WHAT TO PRODUCE. Below are entries; tally how many lines hold the string "以下简称" and answer with only that figure.

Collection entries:
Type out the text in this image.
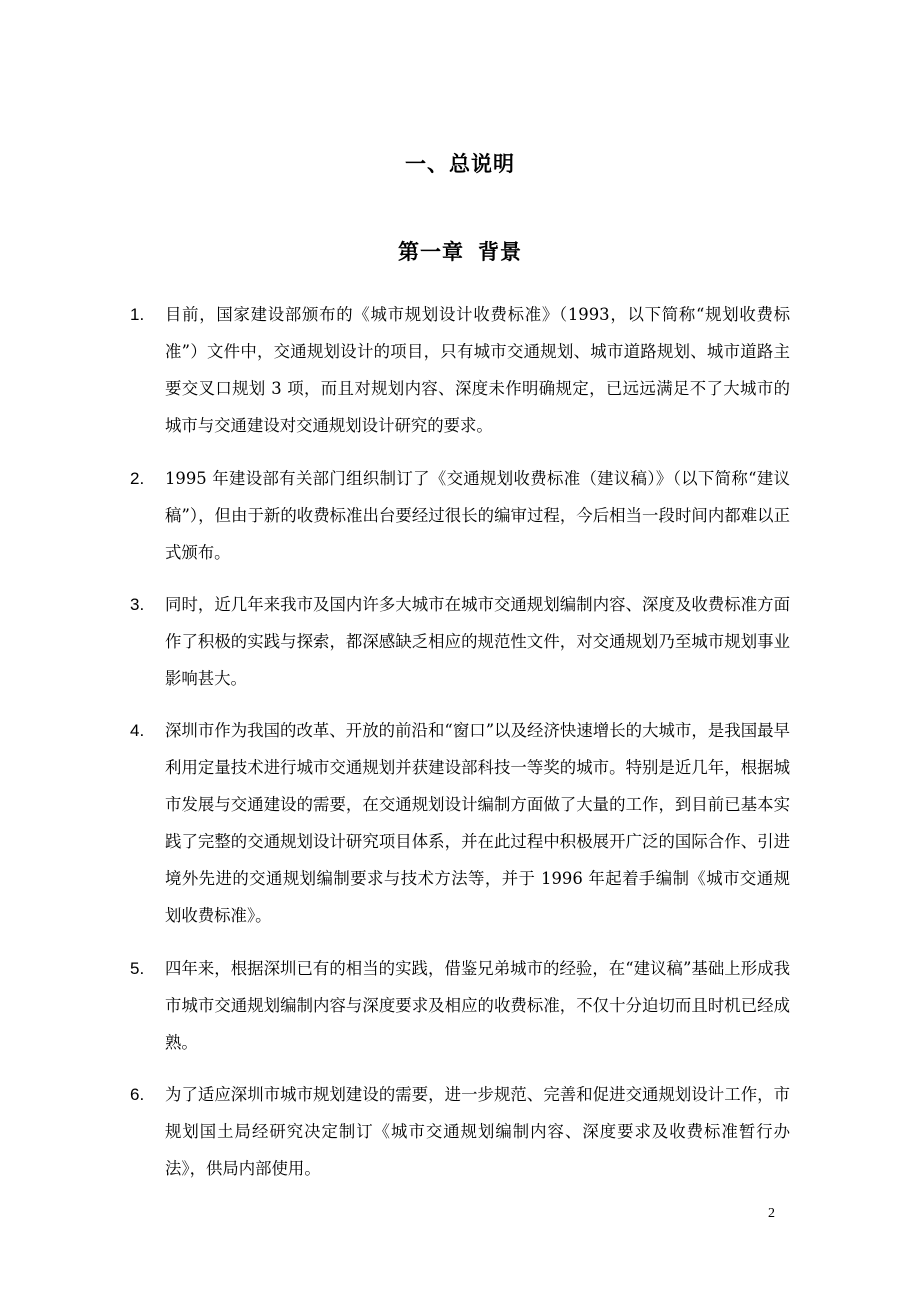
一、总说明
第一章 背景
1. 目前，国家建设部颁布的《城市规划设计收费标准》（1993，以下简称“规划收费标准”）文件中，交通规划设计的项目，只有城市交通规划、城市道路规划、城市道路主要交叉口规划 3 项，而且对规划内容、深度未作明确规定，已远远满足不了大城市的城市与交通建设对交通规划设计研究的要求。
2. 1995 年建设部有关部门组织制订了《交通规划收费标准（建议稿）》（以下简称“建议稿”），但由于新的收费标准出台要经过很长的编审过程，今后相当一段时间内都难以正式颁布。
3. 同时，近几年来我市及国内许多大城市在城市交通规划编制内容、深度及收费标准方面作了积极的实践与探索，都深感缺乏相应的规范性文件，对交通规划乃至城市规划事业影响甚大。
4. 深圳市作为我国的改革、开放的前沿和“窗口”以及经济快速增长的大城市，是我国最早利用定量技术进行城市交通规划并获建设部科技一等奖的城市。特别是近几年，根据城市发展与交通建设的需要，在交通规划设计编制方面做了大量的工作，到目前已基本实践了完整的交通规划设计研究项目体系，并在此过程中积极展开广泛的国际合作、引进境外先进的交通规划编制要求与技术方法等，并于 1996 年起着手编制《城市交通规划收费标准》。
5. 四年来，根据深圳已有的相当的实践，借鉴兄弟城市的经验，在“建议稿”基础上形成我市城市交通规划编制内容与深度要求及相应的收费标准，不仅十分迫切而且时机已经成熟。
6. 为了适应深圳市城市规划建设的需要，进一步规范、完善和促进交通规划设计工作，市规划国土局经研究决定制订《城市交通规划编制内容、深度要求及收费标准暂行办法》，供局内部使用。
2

==

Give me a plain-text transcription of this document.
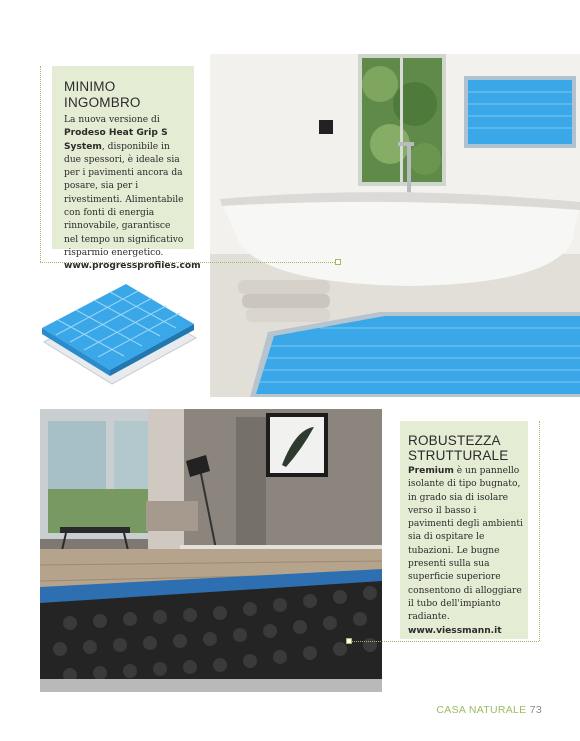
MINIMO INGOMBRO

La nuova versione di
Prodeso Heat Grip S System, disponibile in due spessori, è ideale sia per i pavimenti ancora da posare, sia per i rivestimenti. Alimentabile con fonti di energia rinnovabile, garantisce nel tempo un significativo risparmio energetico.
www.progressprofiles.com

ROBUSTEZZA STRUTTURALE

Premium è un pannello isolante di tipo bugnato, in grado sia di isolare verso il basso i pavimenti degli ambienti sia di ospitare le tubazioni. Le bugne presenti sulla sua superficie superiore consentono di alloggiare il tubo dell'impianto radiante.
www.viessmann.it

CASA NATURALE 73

SOLUTION FOR THIS PROBLEM. 2